▶ [Exercise task] Write out the material again exactly, please, and omit the pictures.

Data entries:
::::::::::

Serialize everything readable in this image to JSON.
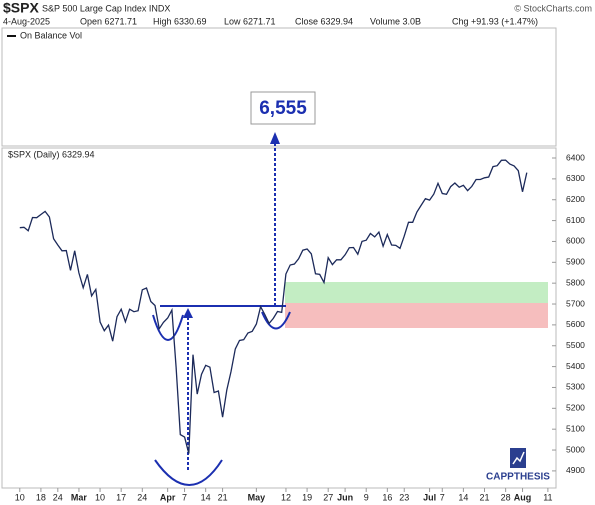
{
  "header": {
    "symbol": "$SPX",
    "name": "S&P 500 Large Cap Index INDX",
    "source": "© StockCharts.com",
    "date": "4-Aug-2025",
    "open": "Open 6271.71",
    "high": "High 6330.69",
    "low": "Low 6271.71",
    "close": "Close 6329.94",
    "volume": "Volume 3.0B",
    "change": "Chg +91.93 (+1.47%)"
  },
  "upper_panel": {
    "label": "On Balance Vol"
  },
  "chart_data": {
    "type": "line",
    "label": "$SPX (Daily) 6329.94",
    "color": "#1c2a5a",
    "x": [
      0,
      1,
      2,
      3,
      4,
      5,
      6,
      7,
      8,
      9,
      10,
      11,
      12,
      13,
      14,
      15,
      16,
      17,
      18,
      19,
      20,
      21,
      22,
      23,
      24,
      25,
      26,
      27,
      28,
      29,
      30,
      31,
      32,
      33,
      34,
      35,
      36,
      37,
      38,
      39,
      40,
      41,
      42,
      43,
      44,
      45,
      46,
      47,
      48,
      49,
      50,
      51,
      52,
      53,
      54,
      55,
      56,
      57,
      58,
      59,
      60,
      61,
      62,
      63,
      64,
      65,
      66,
      67,
      68,
      69,
      70,
      71,
      72,
      73,
      74,
      75,
      76,
      77,
      78,
      79,
      80,
      81,
      82,
      83,
      84,
      85,
      86,
      87,
      88,
      89,
      90,
      91,
      92,
      93,
      94,
      95,
      96,
      97,
      98,
      99,
      100,
      101,
      102,
      103,
      104,
      105,
      106,
      107,
      108,
      109,
      110,
      111,
      112,
      113,
      114,
      115,
      116,
      117,
      118,
      119,
      120
    ],
    "values": [
      6066,
      6068,
      6051,
      6115,
      6114,
      6129,
      6144,
      6117,
      6013,
      5983,
      5955,
      5956,
      5861,
      5955,
      5849,
      5778,
      5842,
      5739,
      5770,
      5614,
      5572,
      5599,
      5522,
      5639,
      5675,
      5615,
      5675,
      5663,
      5668,
      5768,
      5777,
      5712,
      5693,
      5581,
      5612,
      5633,
      5671,
      5397,
      5074,
      5062,
      4983,
      5457,
      5268,
      5363,
      5406,
      5397,
      5276,
      5283,
      5158,
      5288,
      5376,
      5485,
      5525,
      5529,
      5561,
      5569,
      5604,
      5687,
      5650,
      5607,
      5631,
      5664,
      5660,
      5844,
      5887,
      5892,
      5917,
      5958,
      5964,
      5941,
      5845,
      5842,
      5803,
      5922,
      5889,
      5912,
      5912,
      5936,
      5970,
      5971,
      5939,
      6000,
      6006,
      6038,
      6022,
      6045,
      5977,
      6033,
      5983,
      5981,
      5967,
      6025,
      6092,
      6092,
      6141,
      6173,
      6205,
      6198,
      6227,
      6279,
      6230,
      6226,
      6263,
      6280,
      6260,
      6269,
      6244,
      6264,
      6297,
      6297,
      6305,
      6309,
      6359,
      6363,
      6389,
      6390,
      6371,
      6362,
      6339,
      6238,
      6330
    ],
    "xlim": [
      -3.5,
      125.5
    ],
    "xticks": [
      {
        "value": 0,
        "label": "10"
      },
      {
        "value": 5,
        "label": "18"
      },
      {
        "value": 9,
        "label": "24"
      },
      {
        "value": 14,
        "label": "Mar"
      },
      {
        "value": 19,
        "label": "10"
      },
      {
        "value": 24,
        "label": "17"
      },
      {
        "value": 29,
        "label": "24"
      },
      {
        "value": 35,
        "label": "Apr"
      },
      {
        "value": 39,
        "label": "7"
      },
      {
        "value": 44,
        "label": "14"
      },
      {
        "value": 48,
        "label": "21"
      },
      {
        "value": 56,
        "label": "May"
      },
      {
        "value": 63,
        "label": "12"
      },
      {
        "value": 68,
        "label": "19"
      },
      {
        "value": 73,
        "label": "27"
      },
      {
        "value": 77,
        "label": "Jun"
      },
      {
        "value": 82,
        "label": "9"
      },
      {
        "value": 87,
        "label": "16"
      },
      {
        "value": 91,
        "label": "23"
      },
      {
        "value": 97,
        "label": "Jul"
      },
      {
        "value": 100,
        "label": "7"
      },
      {
        "value": 105,
        "label": "14"
      },
      {
        "value": 110,
        "label": "21"
      },
      {
        "value": 115,
        "label": "28"
      },
      {
        "value": 119,
        "label": "Aug"
      },
      {
        "value": 125,
        "label": "11"
      }
    ],
    "ylim": [
      4818,
      6448
    ],
    "yticks": [
      4900,
      5000,
      5100,
      5200,
      5300,
      5400,
      5500,
      5600,
      5700,
      5800,
      5900,
      6000,
      6100,
      6200,
      6300,
      6400
    ],
    "grid": false,
    "target_label": "6,555"
  },
  "logo": "CAPPTHESIS"
}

::::::::::

▶ [Complete output]
Serialize everything readable in this image to JSON.
{
  "header": {
    "symbol": "$SPX",
    "name": "S&P 500 Large Cap Index INDX",
    "source": "© StockCharts.com",
    "date": "4-Aug-2025",
    "open": "Open 6271.71",
    "high": "High 6330.69",
    "low": "Low 6271.71",
    "close": "Close 6329.94",
    "volume": "Volume 3.0B",
    "change": "Chg +91.93 (+1.47%)"
  },
  "upper_panel": {
    "label": "On Balance Vol"
  },
  "chart_data": {
    "type": "line",
    "label": "$SPX (Daily) 6329.94",
    "color": "#1c2a5a",
    "x": [
      0,
      1,
      2,
      3,
      4,
      5,
      6,
      7,
      8,
      9,
      10,
      11,
      12,
      13,
      14,
      15,
      16,
      17,
      18,
      19,
      20,
      21,
      22,
      23,
      24,
      25,
      26,
      27,
      28,
      29,
      30,
      31,
      32,
      33,
      34,
      35,
      36,
      37,
      38,
      39,
      40,
      41,
      42,
      43,
      44,
      45,
      46,
      47,
      48,
      49,
      50,
      51,
      52,
      53,
      54,
      55,
      56,
      57,
      58,
      59,
      60,
      61,
      62,
      63,
      64,
      65,
      66,
      67,
      68,
      69,
      70,
      71,
      72,
      73,
      74,
      75,
      76,
      77,
      78,
      79,
      80,
      81,
      82,
      83,
      84,
      85,
      86,
      87,
      88,
      89,
      90,
      91,
      92,
      93,
      94,
      95,
      96,
      97,
      98,
      99,
      100,
      101,
      102,
      103,
      104,
      105,
      106,
      107,
      108,
      109,
      110,
      111,
      112,
      113,
      114,
      115,
      116,
      117,
      118,
      119,
      120
    ],
    "values": [
      6066,
      6068,
      6051,
      6115,
      6114,
      6129,
      6144,
      6117,
      6013,
      5983,
      5955,
      5956,
      5861,
      5955,
      5849,
      5778,
      5842,
      5739,
      5770,
      5614,
      5572,
      5599,
      5522,
      5639,
      5675,
      5615,
      5675,
      5663,
      5668,
      5768,
      5777,
      5712,
      5693,
      5581,
      5612,
      5633,
      5671,
      5397,
      5074,
      5062,
      4983,
      5457,
      5268,
      5363,
      5406,
      5397,
      5276,
      5283,
      5158,
      5288,
      5376,
      5485,
      5525,
      5529,
      5561,
      5569,
      5604,
      5687,
      5650,
      5607,
      5631,
      5664,
      5660,
      5844,
      5887,
      5892,
      5917,
      5958,
      5964,
      5941,
      5845,
      5842,
      5803,
      5922,
      5889,
      5912,
      5912,
      5936,
      5970,
      5971,
      5939,
      6000,
      6006,
      6038,
      6022,
      6045,
      5977,
      6033,
      5983,
      5981,
      5967,
      6025,
      6092,
      6092,
      6141,
      6173,
      6205,
      6198,
      6227,
      6279,
      6230,
      6226,
      6263,
      6280,
      6260,
      6269,
      6244,
      6264,
      6297,
      6297,
      6305,
      6309,
      6359,
      6363,
      6389,
      6390,
      6371,
      6362,
      6339,
      6238,
      6330
    ],
    "xlim": [
      -3.5,
      125.5
    ],
    "xticks": [
      {
        "value": 0,
        "label": "10"
      },
      {
        "value": 5,
        "label": "18"
      },
      {
        "value": 9,
        "label": "24"
      },
      {
        "value": 14,
        "label": "Mar"
      },
      {
        "value": 19,
        "label": "10"
      },
      {
        "value": 24,
        "label": "17"
      },
      {
        "value": 29,
        "label": "24"
      },
      {
        "value": 35,
        "label": "Apr"
      },
      {
        "value": 39,
        "label": "7"
      },
      {
        "value": 44,
        "label": "14"
      },
      {
        "value": 48,
        "label": "21"
      },
      {
        "value": 56,
        "label": "May"
      },
      {
        "value": 63,
        "label": "12"
      },
      {
        "value": 68,
        "label": "19"
      },
      {
        "value": 73,
        "label": "27"
      },
      {
        "value": 77,
        "label": "Jun"
      },
      {
        "value": 82,
        "label": "9"
      },
      {
        "value": 87,
        "label": "16"
      },
      {
        "value": 91,
        "label": "23"
      },
      {
        "value": 97,
        "label": "Jul"
      },
      {
        "value": 100,
        "label": "7"
      },
      {
        "value": 105,
        "label": "14"
      },
      {
        "value": 110,
        "label": "21"
      },
      {
        "value": 115,
        "label": "28"
      },
      {
        "value": 119,
        "label": "Aug"
      },
      {
        "value": 125,
        "label": "11"
      }
    ],
    "ylim": [
      4818,
      6448
    ],
    "yticks": [
      4900,
      5000,
      5100,
      5200,
      5300,
      5400,
      5500,
      5600,
      5700,
      5800,
      5900,
      6000,
      6100,
      6200,
      6300,
      6400
    ],
    "grid": false,
    "target_label": "6,555"
  },
  "logo": "CAPPTHESIS"
}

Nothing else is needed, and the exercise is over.